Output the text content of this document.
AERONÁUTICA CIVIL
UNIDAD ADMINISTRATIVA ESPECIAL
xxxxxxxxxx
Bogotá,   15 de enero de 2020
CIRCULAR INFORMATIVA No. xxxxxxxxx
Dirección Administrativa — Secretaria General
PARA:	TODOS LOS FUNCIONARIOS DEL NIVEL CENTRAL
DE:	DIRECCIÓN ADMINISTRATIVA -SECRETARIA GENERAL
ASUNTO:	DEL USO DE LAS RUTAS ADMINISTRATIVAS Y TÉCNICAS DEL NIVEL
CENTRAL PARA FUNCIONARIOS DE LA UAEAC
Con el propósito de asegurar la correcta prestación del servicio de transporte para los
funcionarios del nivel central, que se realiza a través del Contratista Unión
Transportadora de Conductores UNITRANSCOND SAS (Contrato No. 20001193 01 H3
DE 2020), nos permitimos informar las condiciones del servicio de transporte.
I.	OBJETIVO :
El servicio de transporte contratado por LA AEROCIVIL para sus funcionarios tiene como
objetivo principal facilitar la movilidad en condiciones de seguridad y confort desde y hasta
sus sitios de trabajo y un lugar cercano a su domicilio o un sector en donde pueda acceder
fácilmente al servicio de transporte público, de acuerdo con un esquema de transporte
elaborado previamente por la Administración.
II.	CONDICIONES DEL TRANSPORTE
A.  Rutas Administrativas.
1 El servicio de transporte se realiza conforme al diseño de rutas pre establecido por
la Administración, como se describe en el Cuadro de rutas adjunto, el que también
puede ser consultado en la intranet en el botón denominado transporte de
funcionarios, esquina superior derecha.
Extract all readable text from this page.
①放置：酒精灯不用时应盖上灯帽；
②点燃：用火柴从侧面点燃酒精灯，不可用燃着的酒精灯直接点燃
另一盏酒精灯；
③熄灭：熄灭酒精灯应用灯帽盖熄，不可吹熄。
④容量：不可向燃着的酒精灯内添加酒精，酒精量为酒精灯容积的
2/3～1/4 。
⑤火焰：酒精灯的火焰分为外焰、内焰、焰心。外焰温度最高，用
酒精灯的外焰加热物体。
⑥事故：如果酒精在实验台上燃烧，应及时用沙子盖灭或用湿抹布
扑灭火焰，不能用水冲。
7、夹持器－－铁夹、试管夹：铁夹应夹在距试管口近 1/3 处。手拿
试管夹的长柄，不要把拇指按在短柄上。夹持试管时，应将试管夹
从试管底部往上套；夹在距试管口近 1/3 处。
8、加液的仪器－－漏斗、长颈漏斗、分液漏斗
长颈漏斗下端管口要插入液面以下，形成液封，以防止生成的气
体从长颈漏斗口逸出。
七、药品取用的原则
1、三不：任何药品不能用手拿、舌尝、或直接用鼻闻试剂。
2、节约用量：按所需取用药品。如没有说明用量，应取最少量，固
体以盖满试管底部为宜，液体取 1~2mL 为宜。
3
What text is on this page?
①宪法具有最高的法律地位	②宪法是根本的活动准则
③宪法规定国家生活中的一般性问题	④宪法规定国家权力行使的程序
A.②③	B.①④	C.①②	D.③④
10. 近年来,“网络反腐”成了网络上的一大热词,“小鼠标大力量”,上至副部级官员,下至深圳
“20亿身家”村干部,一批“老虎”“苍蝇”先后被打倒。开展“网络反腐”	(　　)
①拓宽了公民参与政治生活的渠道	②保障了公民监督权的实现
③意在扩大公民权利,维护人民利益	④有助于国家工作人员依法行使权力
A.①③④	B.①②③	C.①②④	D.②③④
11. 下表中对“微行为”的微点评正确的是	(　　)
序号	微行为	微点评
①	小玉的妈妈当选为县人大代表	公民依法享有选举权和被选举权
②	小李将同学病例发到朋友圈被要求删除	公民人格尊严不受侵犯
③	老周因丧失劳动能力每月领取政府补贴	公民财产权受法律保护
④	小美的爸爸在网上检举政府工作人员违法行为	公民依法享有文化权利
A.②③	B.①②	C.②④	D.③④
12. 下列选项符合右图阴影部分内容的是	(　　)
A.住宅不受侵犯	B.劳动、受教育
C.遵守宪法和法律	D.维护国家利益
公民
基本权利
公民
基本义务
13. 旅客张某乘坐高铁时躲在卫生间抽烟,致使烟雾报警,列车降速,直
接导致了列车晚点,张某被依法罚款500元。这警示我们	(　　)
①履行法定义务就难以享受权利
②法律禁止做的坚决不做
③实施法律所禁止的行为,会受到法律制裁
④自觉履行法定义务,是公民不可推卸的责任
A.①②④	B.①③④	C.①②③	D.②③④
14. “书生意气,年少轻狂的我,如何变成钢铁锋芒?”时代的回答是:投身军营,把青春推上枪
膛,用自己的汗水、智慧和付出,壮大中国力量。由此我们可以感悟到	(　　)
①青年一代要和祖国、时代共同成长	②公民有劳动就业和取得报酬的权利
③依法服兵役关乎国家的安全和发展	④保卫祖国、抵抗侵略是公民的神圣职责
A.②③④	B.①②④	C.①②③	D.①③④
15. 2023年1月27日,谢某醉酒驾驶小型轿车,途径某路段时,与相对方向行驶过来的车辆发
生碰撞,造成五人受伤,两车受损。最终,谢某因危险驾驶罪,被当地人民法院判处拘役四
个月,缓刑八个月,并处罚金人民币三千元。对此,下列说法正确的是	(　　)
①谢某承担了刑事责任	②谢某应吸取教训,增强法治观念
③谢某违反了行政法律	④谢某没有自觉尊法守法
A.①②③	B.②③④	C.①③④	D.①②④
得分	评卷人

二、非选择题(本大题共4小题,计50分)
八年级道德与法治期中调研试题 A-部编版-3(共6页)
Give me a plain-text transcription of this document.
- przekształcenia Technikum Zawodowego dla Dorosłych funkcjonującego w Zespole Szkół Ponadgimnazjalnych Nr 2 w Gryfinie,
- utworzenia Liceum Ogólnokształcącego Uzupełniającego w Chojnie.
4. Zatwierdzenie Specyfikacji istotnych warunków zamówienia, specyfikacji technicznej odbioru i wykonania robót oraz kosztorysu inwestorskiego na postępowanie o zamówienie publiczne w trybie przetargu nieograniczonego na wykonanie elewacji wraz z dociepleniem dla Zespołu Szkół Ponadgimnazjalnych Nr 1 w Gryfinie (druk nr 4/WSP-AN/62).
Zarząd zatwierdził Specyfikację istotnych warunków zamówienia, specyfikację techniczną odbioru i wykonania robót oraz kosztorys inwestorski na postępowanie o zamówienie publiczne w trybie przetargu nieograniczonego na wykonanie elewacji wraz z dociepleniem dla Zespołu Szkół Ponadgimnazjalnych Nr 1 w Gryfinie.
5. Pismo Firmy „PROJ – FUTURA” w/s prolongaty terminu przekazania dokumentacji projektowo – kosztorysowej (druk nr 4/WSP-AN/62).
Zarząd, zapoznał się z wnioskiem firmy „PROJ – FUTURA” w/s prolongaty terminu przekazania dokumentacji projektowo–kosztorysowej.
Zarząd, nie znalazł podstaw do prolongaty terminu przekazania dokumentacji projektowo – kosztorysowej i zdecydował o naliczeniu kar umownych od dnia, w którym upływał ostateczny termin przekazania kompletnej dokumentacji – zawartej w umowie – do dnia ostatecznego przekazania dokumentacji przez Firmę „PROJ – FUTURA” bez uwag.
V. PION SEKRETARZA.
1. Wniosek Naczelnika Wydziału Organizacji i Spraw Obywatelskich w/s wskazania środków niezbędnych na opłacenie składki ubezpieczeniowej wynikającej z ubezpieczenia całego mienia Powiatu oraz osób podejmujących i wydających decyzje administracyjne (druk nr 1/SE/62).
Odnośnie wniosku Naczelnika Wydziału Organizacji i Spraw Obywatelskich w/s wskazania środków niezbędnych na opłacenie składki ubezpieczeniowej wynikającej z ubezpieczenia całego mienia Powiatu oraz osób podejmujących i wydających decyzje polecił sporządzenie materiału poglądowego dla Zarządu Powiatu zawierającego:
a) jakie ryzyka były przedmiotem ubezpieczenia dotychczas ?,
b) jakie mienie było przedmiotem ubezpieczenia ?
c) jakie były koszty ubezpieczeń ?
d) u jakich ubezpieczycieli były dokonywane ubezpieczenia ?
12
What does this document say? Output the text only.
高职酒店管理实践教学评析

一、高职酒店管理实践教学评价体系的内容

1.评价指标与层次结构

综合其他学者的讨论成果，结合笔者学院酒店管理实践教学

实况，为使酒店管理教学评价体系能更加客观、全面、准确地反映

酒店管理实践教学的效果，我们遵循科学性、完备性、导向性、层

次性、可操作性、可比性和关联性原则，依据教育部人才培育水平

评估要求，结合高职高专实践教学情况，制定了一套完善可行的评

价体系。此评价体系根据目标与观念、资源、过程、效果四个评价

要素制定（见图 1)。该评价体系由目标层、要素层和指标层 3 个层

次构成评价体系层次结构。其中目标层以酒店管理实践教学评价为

• _GIVEN EXERCISE_:
Find "składki". Copy every line it occurs in.

• _REPLY_:
1. Wniosek Naczelnika Wydziału Organizacji i Spraw Obywatelskich w/s wskazania środków niezbędnych na opłacenie składki ubezpieczeniowej wynikającej z ubezpieczenia całego mienia Powiatu oraz osób podejmujących i wydających decyzje administracyjne (druk nr 1/SE/62).
Odnośnie wniosku Naczelnika Wydziału Organizacji i Spraw Obywatelskich w/s wskazania środków niezbędnych na opłacenie składki ubezpieczeniowej wynikającej z ubezpieczenia całego mienia Powiatu oraz osób podejmujących i wydających decyzje polecił sporządzenie materiału poglądowego dla Zarządu Powiatu zawierającego:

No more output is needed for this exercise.